>> Begin SUPPLIED RECORDS

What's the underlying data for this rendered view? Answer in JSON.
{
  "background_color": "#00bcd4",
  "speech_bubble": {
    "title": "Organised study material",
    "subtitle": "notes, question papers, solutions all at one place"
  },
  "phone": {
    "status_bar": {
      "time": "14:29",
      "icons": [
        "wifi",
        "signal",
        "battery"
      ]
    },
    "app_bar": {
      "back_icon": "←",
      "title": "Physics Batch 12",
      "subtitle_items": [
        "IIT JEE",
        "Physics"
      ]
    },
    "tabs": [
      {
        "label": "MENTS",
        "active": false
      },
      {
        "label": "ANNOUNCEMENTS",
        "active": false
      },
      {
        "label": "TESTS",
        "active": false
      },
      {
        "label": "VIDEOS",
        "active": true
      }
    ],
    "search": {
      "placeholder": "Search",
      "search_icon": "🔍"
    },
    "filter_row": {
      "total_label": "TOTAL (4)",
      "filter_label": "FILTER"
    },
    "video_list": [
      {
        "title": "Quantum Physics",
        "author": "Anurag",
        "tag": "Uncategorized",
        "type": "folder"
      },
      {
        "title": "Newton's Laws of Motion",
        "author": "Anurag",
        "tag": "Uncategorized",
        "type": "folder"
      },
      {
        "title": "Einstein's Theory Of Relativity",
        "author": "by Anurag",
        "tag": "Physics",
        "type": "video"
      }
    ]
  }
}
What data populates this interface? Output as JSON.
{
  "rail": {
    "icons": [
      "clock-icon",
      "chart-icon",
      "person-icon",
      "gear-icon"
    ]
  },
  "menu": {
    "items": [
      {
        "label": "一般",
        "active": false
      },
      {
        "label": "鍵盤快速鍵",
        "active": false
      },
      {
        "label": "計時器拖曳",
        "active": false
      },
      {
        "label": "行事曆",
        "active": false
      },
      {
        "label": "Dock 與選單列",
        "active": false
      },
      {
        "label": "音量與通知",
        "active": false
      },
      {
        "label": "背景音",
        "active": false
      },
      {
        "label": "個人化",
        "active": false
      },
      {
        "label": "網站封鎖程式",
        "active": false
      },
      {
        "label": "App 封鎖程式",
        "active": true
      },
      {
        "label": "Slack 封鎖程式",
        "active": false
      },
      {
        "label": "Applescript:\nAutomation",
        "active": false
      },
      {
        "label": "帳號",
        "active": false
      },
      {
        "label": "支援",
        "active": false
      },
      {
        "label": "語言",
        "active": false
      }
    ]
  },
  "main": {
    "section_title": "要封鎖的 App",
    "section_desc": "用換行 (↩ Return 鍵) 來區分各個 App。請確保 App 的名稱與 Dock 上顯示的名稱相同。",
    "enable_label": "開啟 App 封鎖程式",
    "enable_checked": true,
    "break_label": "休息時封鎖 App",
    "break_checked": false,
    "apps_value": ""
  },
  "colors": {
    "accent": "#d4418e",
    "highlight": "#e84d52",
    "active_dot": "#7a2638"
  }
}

>> End SUPPLIED RECORDS

YOUR TASK - Give nothing but the number of lines containing the string "JSON".

TASK ANSWER - 2